* _EXERCISE_
Output the material beneath exactly, leaving nothing out.

── LISTED RECORDS ──

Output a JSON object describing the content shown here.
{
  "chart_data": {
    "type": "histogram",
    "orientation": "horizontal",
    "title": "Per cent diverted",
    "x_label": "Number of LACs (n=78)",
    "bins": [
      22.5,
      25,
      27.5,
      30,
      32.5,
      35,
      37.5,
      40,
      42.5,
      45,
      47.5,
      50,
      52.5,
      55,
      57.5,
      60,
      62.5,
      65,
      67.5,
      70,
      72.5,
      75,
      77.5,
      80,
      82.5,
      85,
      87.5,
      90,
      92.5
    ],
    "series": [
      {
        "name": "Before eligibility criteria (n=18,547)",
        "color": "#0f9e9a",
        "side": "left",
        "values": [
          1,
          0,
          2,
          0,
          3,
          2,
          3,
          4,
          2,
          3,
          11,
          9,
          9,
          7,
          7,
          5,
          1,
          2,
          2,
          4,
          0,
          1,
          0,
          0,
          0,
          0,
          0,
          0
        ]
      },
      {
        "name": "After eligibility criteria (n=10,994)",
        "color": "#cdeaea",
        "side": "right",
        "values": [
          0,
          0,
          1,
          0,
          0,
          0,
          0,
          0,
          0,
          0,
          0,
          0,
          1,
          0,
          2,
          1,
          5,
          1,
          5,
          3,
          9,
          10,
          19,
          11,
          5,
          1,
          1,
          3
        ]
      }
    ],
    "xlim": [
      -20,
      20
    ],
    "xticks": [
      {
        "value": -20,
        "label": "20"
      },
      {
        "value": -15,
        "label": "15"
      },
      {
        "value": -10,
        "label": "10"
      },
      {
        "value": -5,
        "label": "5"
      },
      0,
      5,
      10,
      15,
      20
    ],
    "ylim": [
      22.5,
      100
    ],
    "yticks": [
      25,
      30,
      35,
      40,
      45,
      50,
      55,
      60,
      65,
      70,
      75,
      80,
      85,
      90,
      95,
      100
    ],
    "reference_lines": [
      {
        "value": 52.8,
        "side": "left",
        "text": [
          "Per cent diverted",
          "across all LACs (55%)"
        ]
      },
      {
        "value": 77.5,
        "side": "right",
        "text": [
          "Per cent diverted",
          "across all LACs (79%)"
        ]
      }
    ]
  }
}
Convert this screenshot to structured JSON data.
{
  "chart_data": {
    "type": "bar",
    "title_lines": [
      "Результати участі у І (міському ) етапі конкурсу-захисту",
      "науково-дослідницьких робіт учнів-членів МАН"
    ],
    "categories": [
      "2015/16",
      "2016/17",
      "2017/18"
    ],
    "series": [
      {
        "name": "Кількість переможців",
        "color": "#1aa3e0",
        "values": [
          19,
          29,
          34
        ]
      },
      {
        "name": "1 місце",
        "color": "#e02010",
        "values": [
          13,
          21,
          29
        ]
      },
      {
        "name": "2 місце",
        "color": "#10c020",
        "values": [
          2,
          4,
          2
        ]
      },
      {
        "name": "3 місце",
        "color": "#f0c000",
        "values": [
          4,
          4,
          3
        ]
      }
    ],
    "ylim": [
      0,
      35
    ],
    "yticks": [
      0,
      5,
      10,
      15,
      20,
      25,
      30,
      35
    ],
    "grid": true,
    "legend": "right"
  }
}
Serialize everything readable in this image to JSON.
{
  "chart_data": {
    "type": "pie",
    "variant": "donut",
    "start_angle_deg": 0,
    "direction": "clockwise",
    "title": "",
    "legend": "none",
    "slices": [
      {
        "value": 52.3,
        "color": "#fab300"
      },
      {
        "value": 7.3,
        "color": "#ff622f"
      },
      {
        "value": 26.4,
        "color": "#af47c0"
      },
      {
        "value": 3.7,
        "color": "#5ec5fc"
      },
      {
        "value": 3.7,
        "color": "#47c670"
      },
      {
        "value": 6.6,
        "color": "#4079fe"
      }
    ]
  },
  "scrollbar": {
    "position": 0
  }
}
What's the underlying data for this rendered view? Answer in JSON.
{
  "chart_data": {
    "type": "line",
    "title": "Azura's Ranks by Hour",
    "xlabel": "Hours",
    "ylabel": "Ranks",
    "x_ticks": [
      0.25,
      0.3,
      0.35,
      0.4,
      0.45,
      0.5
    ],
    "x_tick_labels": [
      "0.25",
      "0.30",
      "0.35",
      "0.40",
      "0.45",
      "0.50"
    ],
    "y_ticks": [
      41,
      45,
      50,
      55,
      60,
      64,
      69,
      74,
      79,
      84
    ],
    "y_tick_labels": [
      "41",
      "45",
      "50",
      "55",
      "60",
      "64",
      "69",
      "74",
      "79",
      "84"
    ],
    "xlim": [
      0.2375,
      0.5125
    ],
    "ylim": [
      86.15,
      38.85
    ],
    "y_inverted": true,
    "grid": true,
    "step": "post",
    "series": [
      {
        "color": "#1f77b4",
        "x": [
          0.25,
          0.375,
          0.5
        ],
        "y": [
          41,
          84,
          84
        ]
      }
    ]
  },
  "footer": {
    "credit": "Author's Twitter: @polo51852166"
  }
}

───

* _ANSWER TO THE EXERCISE_
Output a JSON object describing the content shown here.
{
  "chart_data": {
    "type": "histogram",
    "orientation": "horizontal",
    "title": "Per cent diverted",
    "x_label": "Number of LACs (n=78)",
    "bins": [
      22.5,
      25,
      27.5,
      30,
      32.5,
      35,
      37.5,
      40,
      42.5,
      45,
      47.5,
      50,
      52.5,
      55,
      57.5,
      60,
      62.5,
      65,
      67.5,
      70,
      72.5,
      75,
      77.5,
      80,
      82.5,
      85,
      87.5,
      90,
      92.5
    ],
    "series": [
      {
        "name": "Before eligibility criteria (n=18,547)",
        "color": "#0f9e9a",
        "side": "left",
        "values": [
          1,
          0,
          2,
          0,
          3,
          2,
          3,
          4,
          2,
          3,
          11,
          9,
          9,
          7,
          7,
          5,
          1,
          2,
          2,
          4,
          0,
          1,
          0,
          0,
          0,
          0,
          0,
          0
        ]
      },
      {
        "name": "After eligibility criteria (n=10,994)",
        "color": "#cdeaea",
        "side": "right",
        "values": [
          0,
          0,
          1,
          0,
          0,
          0,
          0,
          0,
          0,
          0,
          0,
          0,
          1,
          0,
          2,
          1,
          5,
          1,
          5,
          3,
          9,
          10,
          19,
          11,
          5,
          1,
          1,
          3
        ]
      }
    ],
    "xlim": [
      -20,
      20
    ],
    "xticks": [
      {
        "value": -20,
        "label": "20"
      },
      {
        "value": -15,
        "label": "15"
      },
      {
        "value": -10,
        "label": "10"
      },
      {
        "value": -5,
        "label": "5"
      },
      0,
      5,
      10,
      15,
      20
    ],
    "ylim": [
      22.5,
      100
    ],
    "yticks": [
      25,
      30,
      35,
      40,
      45,
      50,
      55,
      60,
      65,
      70,
      75,
      80,
      85,
      90,
      95,
      100
    ],
    "reference_lines": [
      {
        "value": 52.8,
        "side": "left",
        "text": [
          "Per cent diverted",
          "across all LACs (55%)"
        ]
      },
      {
        "value": 77.5,
        "side": "right",
        "text": [
          "Per cent diverted",
          "across all LACs (79%)"
        ]
      }
    ]
  }
}
Convert this screenshot to structured JSON data.
{
  "chart_data": {
    "type": "bar",
    "title_lines": [
      "Результати участі у І (міському ) етапі конкурсу-захисту",
      "науково-дослідницьких робіт учнів-членів МАН"
    ],
    "categories": [
      "2015/16",
      "2016/17",
      "2017/18"
    ],
    "series": [
      {
        "name": "Кількість переможців",
        "color": "#1aa3e0",
        "values": [
          19,
          29,
          34
        ]
      },
      {
        "name": "1 місце",
        "color": "#e02010",
        "values": [
          13,
          21,
          29
        ]
      },
      {
        "name": "2 місце",
        "color": "#10c020",
        "values": [
          2,
          4,
          2
        ]
      },
      {
        "name": "3 місце",
        "color": "#f0c000",
        "values": [
          4,
          4,
          3
        ]
      }
    ],
    "ylim": [
      0,
      35
    ],
    "yticks": [
      0,
      5,
      10,
      15,
      20,
      25,
      30,
      35
    ],
    "grid": true,
    "legend": "right"
  }
}
Serialize everything readable in this image to JSON.
{
  "chart_data": {
    "type": "pie",
    "variant": "donut",
    "start_angle_deg": 0,
    "direction": "clockwise",
    "title": "",
    "legend": "none",
    "slices": [
      {
        "value": 52.3,
        "color": "#fab300"
      },
      {
        "value": 7.3,
        "color": "#ff622f"
      },
      {
        "value": 26.4,
        "color": "#af47c0"
      },
      {
        "value": 3.7,
        "color": "#5ec5fc"
      },
      {
        "value": 3.7,
        "color": "#47c670"
      },
      {
        "value": 6.6,
        "color": "#4079fe"
      }
    ]
  },
  "scrollbar": {
    "position": 0
  }
}
What's the underlying data for this rendered view? Answer in JSON.
{
  "chart_data": {
    "type": "line",
    "title": "Azura's Ranks by Hour",
    "xlabel": "Hours",
    "ylabel": "Ranks",
    "x_ticks": [
      0.25,
      0.3,
      0.35,
      0.4,
      0.45,
      0.5
    ],
    "x_tick_labels": [
      "0.25",
      "0.30",
      "0.35",
      "0.40",
      "0.45",
      "0.50"
    ],
    "y_ticks": [
      41,
      45,
      50,
      55,
      60,
      64,
      69,
      74,
      79,
      84
    ],
    "y_tick_labels": [
      "41",
      "45",
      "50",
      "55",
      "60",
      "64",
      "69",
      "74",
      "79",
      "84"
    ],
    "xlim": [
      0.2375,
      0.5125
    ],
    "ylim": [
      86.15,
      38.85
    ],
    "y_inverted": true,
    "grid": true,
    "step": "post",
    "series": [
      {
        "color": "#1f77b4",
        "x": [
          0.25,
          0.375,
          0.5
        ],
        "y": [
          41,
          84,
          84
        ]
      }
    ]
  },
  "footer": {
    "credit": "Author's Twitter: @polo51852166"
  }
}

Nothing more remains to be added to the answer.